■ **Required work**:
Revise the passage of the Liouville's theorem thread starting at "I am currently" and ending at "a given problem.", replacing every occurrence of "probability density" with "phase-space density".

■ **Page**:
I am currently studying Liouville's theorem compare wikipedia
and there this mysterious probability density $\rho$ appears and I was wondering how one can determine this quantity analytically for a given problem.
Let's think of the harmonic oscillator as a primitve example, how can I get an analytical representation of $\rho$?
Answer
Liouville's theorem describes the time-evolution of the density, in canonical ensemble where the energy thereof is conservative, of system points in phase space. A common example is a closed system with Hamiltonian $\mathcal{H}=\frac{1}{2}p^2+V(q)$. According to Liouville's equation, the probability density distribution $\rho(q,p;t)$ of phase space remains invariant along trajectory. That is $$\frac{d\rho}{dt}=\frac{\partial\rho}{\partial t}+\frac{\partial\rho}{\partial q}\frac{\partial\mathcal{H}}{\partial p}-\frac{\partial\rho}{\partial p}\frac{\partial\mathcal{H}}{\partial q}=\frac{\partial\rho}{\partial t}+\frac{\partial\rho}{\partial q}p-\frac{\partial\rho}{\partial p}\nabla V=0$$ It's a linear first-order pde and we can solve it by method of characteristics. The characteristic equation is $$dt=\frac{dq}{p}=-\frac{dp}{\nabla V}$$ which gives two first integrals. $$\mathcal{H}=\frac{1}{2}p^2+V(q)$$ $$q_0=q-\int pdt$$ Thus the solution is $$\rho(q,p;t)=F(\mathcal{H},q-\int pdt)$$ for any function bivariate $F(x,y)$.

■ **Data excerpt**:
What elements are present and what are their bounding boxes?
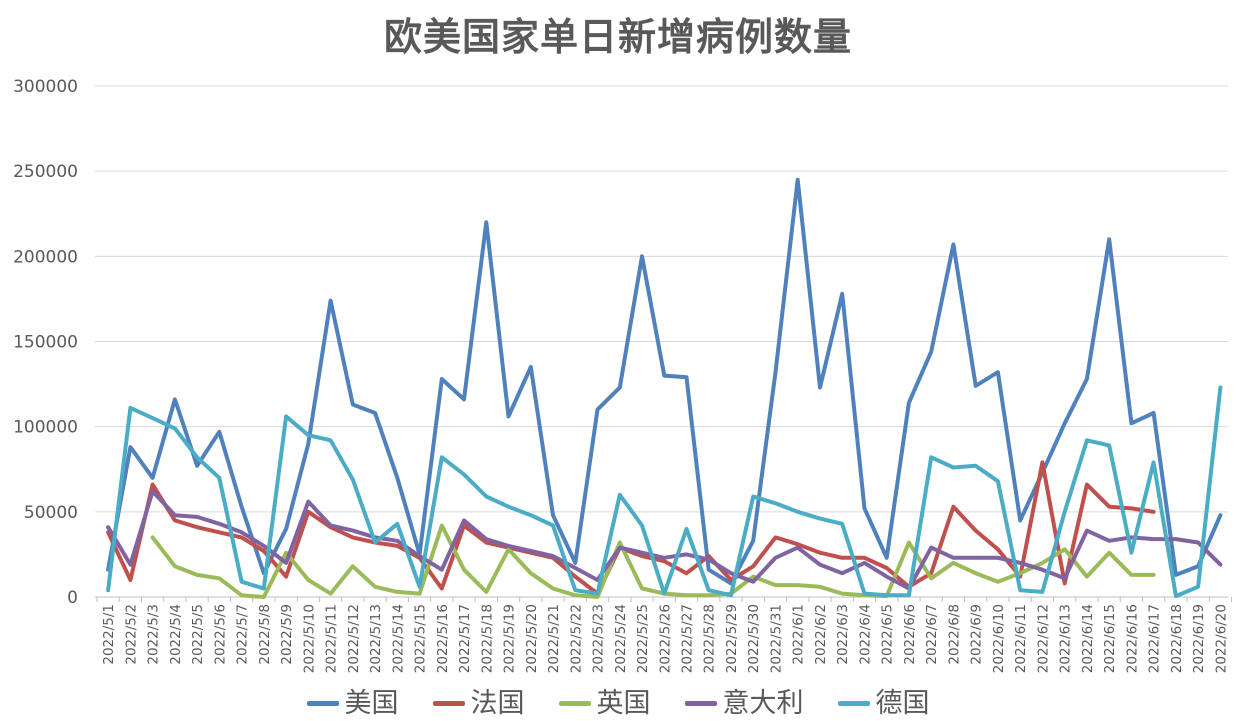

■ **Exercise result**:
I am currently studying Liouville's theorem compare wikipedia
and there this mysterious phase-space density $\rho$ appears and I was wondering how one can determine this quantity analytically for a given problem.